→ **Stored records**
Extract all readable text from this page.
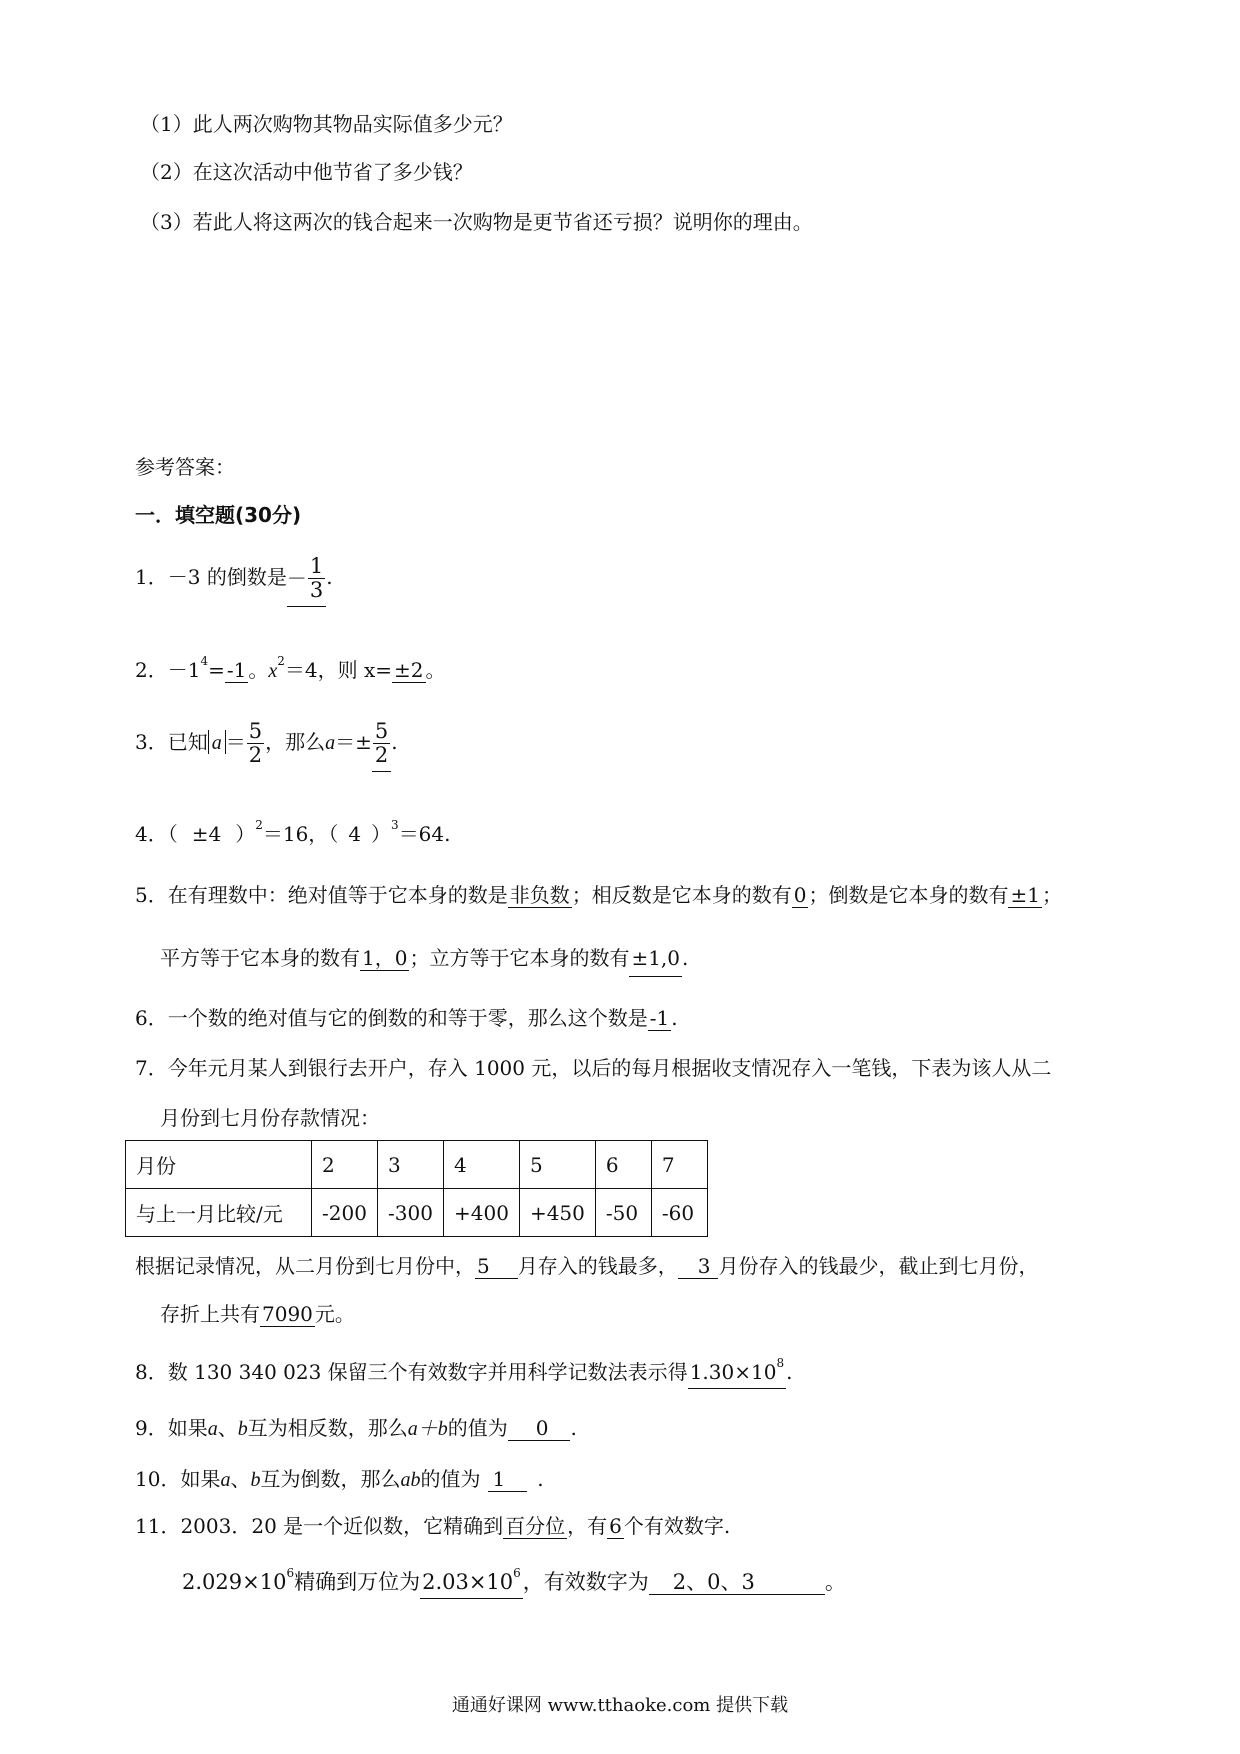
（1）此人两次购物其物品实际值多少元？
（2）在这次活动中他节省了多少钱？
（3）若此人将这两次的钱合起来一次购物是更节省还亏损？说明你的理由。
参考答案：
一．填空题(30分)
1．－3 的倒数是－ $\frac{1}{3}$ .
2．$-1^4= -1$ 。$x^2=4$，则 x= ±2 。
3．已知 $a = \frac{5}{2}$ ，那么$a=\pm \frac{5}{2}$ .
4．（ ±4 ）$^2$＝16，（ 4 ）$^3$＝64.
5．在有理数中：绝对值等于它本身的数是 非负数 ；相反数是它本身的数有 0 ；倒数是它本身的数有 ±1 ；
平方等于它本身的数有 1，0 ；立方等于它本身的数有 ±1,0 .
6．一个数的绝对值与它的倒数的和等于零，那么这个数是 -1 .
7．今年元月某人到银行去开户，存入 1000 元，以后的每月根据收支情况存入一笔钱，下表为该人从二
月份到七月份存款情况：
月份	2	3	4	5	6	7
与上一月比较/元	-200	-300	+400	+450	-50	-60
根据记录情况，从二月份到七月份中， 5 月存入的钱最多， 3 月份存入的钱最少，截止到七月份，
存折上共有 7090 元。
8．数 130 340 023 保留三个有效数字并用科学记数法表示得 $1.30\times 10^8$ .
9．如果a、b互为相反数，那么a＋b的值为 0 .
10．如果a、b互为倒数，那么ab的值为 1 .
11．2003．20 是一个近似数，它精确到 百分位 ，有 6 个有效数字.
$2.029\times 10^6$精确到万位为$2.03\times 10^6$，有效数字为 2、0、3	。
通通好课网 www.tthaoke.com 提供下载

→ **Task goal**
What you return should match the records above word for word, minus the pictures.

→ **Response to the exercise**
Extract all readable text from this page.
（1）此人两次购物其物品实际值多少元？
（2）在这次活动中他节省了多少钱？
（3）若此人将这两次的钱合起来一次购物是更节省还亏损？说明你的理由。
参考答案：
一．填空题(30分)
1．－3 的倒数是－ $\frac{1}{3}$ .
2．$-1^4= -1$ 。$x^2=4$，则 x= ±2 。
3．已知 $a = \frac{5}{2}$ ，那么$a=\pm \frac{5}{2}$ .
4．（ ±4 ）$^2$＝16，（ 4 ）$^3$＝64.
5．在有理数中：绝对值等于它本身的数是 非负数 ；相反数是它本身的数有 0 ；倒数是它本身的数有 ±1 ；
平方等于它本身的数有 1，0 ；立方等于它本身的数有 ±1,0 .
6．一个数的绝对值与它的倒数的和等于零，那么这个数是 -1 .
7．今年元月某人到银行去开户，存入 1000 元，以后的每月根据收支情况存入一笔钱，下表为该人从二
月份到七月份存款情况：
月份	2	3	4	5	6	7
与上一月比较/元	-200	-300	+400	+450	-50	-60
根据记录情况，从二月份到七月份中， 5 月存入的钱最多， 3 月份存入的钱最少，截止到七月份，
存折上共有 7090 元。
8．数 130 340 023 保留三个有效数字并用科学记数法表示得 $1.30\times 10^8$ .
9．如果a、b互为相反数，那么a＋b的值为 0 .
10．如果a、b互为倒数，那么ab的值为 1 .
11．2003．20 是一个近似数，它精确到 百分位 ，有 6 个有效数字.
$2.029\times 10^6$精确到万位为$2.03\times 10^6$，有效数字为 2、0、3	。
通通好课网 www.tthaoke.com 提供下载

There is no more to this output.